◆ Recorded data
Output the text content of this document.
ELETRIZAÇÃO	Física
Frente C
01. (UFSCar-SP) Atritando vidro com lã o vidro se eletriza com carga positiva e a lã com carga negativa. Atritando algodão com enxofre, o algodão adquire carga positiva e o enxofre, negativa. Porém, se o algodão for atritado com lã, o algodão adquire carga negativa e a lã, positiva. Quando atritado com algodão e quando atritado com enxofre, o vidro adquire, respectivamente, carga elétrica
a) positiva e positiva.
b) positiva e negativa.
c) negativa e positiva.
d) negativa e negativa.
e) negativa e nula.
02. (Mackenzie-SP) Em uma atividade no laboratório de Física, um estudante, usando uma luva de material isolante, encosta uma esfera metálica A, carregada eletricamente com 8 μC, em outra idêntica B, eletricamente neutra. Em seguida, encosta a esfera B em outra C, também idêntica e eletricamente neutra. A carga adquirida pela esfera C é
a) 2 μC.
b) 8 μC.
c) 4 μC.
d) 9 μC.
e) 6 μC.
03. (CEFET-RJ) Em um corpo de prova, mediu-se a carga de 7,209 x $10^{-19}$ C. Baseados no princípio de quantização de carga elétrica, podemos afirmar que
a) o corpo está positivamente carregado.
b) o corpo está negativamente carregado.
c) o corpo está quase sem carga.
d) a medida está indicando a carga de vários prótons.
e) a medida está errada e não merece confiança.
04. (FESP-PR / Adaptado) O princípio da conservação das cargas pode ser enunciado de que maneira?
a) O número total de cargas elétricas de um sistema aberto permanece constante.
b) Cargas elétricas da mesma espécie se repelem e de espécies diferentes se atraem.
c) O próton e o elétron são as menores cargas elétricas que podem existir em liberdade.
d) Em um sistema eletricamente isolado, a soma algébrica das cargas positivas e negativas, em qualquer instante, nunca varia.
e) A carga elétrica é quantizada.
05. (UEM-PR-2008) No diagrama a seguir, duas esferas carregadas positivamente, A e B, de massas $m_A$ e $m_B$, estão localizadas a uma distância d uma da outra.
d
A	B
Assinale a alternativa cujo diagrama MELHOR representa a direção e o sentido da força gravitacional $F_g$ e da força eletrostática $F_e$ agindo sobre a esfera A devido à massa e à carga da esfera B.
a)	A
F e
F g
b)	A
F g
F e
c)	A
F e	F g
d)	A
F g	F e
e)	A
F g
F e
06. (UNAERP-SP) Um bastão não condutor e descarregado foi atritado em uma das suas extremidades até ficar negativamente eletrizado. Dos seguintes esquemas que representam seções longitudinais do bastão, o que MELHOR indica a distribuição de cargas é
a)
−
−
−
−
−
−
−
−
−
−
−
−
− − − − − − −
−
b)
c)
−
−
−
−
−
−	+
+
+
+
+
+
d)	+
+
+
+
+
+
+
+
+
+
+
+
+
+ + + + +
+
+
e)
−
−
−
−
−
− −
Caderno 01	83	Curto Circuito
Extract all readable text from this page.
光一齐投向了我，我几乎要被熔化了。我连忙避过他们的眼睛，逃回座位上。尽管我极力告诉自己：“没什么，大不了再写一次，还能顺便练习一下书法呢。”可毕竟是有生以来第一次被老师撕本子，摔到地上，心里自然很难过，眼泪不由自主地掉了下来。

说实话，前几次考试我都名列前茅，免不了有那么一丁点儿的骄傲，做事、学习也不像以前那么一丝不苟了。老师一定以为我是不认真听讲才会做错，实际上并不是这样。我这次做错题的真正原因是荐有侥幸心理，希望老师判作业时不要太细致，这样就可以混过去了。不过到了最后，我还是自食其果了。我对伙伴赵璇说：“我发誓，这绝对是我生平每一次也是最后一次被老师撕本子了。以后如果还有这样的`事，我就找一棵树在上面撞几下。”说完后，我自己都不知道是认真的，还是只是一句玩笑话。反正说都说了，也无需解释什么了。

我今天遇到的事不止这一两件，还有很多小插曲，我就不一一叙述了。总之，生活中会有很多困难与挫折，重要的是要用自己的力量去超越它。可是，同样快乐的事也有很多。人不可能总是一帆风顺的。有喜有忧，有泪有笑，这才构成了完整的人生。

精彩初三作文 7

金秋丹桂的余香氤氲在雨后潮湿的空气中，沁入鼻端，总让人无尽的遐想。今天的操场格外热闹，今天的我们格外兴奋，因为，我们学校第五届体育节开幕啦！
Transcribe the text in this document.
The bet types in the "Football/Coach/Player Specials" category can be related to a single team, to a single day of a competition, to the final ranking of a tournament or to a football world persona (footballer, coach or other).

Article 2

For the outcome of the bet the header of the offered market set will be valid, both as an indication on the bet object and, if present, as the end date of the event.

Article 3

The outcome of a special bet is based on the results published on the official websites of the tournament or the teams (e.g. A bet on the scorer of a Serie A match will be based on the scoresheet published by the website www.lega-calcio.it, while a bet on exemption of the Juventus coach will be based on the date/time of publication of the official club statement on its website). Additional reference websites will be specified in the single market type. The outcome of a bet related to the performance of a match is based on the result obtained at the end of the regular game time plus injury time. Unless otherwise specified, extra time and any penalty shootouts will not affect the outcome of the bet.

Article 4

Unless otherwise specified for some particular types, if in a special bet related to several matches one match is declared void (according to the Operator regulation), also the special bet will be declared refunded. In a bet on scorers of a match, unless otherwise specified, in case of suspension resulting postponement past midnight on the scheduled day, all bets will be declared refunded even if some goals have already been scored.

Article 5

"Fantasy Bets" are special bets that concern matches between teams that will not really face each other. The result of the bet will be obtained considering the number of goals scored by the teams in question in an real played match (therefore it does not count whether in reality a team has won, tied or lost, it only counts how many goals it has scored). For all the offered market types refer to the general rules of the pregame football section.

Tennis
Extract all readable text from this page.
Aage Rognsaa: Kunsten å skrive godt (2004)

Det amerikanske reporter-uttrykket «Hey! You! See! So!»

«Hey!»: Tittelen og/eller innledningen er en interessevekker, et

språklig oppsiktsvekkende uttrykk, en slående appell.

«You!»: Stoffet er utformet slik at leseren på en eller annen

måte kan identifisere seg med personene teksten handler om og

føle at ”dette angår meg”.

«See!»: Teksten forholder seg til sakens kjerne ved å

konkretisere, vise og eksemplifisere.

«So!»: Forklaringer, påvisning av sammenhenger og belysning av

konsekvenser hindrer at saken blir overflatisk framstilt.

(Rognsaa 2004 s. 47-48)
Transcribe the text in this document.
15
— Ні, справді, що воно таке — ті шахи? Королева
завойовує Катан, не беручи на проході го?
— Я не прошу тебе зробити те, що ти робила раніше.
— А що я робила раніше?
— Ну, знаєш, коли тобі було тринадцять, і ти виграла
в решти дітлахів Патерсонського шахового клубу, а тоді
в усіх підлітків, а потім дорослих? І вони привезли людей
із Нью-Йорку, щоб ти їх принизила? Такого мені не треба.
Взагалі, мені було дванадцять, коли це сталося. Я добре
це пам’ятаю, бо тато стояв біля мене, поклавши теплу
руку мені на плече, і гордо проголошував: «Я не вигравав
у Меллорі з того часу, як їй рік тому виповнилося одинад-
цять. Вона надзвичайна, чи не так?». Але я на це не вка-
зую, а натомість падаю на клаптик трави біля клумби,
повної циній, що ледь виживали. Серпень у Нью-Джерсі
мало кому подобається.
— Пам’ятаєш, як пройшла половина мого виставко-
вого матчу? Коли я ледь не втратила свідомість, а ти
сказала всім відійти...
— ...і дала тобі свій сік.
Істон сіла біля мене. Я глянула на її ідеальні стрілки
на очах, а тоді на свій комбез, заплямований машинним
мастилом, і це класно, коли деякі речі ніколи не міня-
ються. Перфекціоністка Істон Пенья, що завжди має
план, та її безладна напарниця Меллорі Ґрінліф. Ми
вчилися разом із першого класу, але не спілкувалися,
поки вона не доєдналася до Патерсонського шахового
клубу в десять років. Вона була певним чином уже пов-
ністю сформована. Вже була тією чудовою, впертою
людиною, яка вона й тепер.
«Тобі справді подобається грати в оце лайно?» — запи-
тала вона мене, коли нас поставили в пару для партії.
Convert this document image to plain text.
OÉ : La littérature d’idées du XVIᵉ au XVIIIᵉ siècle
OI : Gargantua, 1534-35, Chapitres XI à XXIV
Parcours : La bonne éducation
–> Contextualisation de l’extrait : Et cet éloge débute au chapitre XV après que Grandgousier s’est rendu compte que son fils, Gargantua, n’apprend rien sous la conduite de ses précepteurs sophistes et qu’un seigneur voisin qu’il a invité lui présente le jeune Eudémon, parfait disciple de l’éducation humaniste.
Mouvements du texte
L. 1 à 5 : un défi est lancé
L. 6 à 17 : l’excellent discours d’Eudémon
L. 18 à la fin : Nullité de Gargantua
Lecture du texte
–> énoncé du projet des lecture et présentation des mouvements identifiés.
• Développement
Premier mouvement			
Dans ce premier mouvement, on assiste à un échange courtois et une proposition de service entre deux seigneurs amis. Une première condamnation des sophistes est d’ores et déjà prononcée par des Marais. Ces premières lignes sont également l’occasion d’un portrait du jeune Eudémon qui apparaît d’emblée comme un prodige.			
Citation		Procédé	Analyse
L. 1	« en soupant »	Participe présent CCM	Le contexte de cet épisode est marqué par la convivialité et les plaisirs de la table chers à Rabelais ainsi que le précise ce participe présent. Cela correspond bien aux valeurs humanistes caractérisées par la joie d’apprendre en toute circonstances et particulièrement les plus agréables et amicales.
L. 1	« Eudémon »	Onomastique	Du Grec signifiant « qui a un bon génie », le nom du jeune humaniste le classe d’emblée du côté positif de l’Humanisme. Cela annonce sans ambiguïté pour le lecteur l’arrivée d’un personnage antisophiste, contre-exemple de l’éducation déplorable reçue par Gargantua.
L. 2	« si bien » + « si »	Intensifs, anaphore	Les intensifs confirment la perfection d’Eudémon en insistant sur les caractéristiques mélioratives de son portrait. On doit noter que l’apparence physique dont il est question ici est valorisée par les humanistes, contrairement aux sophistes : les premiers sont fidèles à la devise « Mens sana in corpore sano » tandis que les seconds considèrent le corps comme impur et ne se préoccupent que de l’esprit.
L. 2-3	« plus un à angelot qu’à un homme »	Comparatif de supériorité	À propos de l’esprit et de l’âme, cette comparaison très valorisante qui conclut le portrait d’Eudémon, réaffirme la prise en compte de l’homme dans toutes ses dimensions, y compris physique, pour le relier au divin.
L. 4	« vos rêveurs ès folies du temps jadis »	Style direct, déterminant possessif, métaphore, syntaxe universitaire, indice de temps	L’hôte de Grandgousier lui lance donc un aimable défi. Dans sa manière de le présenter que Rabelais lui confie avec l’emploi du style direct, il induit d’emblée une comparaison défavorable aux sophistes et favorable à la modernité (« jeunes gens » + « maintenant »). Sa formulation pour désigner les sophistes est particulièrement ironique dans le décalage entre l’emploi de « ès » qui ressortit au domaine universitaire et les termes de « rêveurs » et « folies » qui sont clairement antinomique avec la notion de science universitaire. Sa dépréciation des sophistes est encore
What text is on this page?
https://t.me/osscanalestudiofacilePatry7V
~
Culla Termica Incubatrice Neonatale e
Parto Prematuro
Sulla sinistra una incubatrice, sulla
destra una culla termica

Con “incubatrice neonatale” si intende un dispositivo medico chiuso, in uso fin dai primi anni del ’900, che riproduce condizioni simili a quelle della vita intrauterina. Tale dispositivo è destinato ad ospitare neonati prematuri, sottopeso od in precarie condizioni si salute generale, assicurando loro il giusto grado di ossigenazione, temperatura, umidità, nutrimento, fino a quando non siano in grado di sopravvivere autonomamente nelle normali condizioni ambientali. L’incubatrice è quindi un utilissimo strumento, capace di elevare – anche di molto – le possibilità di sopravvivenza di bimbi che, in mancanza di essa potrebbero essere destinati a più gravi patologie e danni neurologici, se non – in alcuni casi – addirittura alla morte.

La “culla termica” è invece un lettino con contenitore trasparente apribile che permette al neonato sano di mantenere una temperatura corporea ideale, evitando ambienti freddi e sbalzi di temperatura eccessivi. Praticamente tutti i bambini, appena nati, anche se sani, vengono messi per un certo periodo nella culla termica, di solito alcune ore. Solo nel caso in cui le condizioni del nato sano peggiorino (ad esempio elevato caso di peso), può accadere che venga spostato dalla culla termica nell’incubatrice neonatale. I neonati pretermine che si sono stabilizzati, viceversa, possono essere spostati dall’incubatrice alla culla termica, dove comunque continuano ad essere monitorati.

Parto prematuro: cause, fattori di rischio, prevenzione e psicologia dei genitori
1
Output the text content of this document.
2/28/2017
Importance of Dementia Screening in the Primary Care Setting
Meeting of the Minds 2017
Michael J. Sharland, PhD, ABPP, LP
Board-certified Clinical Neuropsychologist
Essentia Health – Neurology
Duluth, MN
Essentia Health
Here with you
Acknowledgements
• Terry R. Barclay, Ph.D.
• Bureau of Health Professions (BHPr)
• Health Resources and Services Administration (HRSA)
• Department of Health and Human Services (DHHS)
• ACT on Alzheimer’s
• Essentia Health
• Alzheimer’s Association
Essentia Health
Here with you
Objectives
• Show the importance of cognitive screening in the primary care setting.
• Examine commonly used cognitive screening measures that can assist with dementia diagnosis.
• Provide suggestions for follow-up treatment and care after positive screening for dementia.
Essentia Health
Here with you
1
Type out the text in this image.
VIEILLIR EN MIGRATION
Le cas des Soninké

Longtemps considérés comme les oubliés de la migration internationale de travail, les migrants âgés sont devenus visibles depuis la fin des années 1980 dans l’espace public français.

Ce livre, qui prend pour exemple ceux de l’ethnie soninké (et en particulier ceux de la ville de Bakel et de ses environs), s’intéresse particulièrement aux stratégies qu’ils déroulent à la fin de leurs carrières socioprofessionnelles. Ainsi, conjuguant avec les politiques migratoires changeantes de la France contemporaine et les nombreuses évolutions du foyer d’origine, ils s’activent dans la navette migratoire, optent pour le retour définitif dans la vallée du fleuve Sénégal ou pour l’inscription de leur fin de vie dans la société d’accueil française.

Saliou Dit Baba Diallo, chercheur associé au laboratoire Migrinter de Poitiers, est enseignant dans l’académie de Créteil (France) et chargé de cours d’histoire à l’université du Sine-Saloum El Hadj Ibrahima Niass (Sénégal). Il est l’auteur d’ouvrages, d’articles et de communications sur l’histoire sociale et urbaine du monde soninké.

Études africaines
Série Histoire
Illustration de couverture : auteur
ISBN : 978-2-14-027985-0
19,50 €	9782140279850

◆ Written task
Copy every line in the records above that contains the word "Grandgousier".

◆ Output for this task
–> Contextualisation de l’extrait : Et cet éloge débute au chapitre XV après que Grandgousier s’est rendu compte que son fils, Gargantua, n’apprend rien sous la conduite de ses précepteurs sophistes et qu’un seigneur voisin qu’il a invité lui présente le jeune Eudémon, parfait disciple de l’éducation humaniste.
L. 4	« vos rêveurs ès folies du temps jadis »	Style direct, déterminant possessif, métaphore, syntaxe universitaire, indice de temps	L’hôte de Grandgousier lui lance donc un aimable défi. Dans sa manière de le présenter que Rabelais lui confie avec l’emploi du style direct, il induit d’emblée une comparaison défavorable aux sophistes et favorable à la modernité (« jeunes gens » + « maintenant »). Sa formulation pour désigner les sophistes est particulièrement ironique dans le décalage entre l’emploi de « ès » qui ressortit au domaine universitaire et les termes de « rêveurs » et « folies » qui sont clairement antinomique avec la notion de science universitaire. Sa dépréciation des sophistes est encore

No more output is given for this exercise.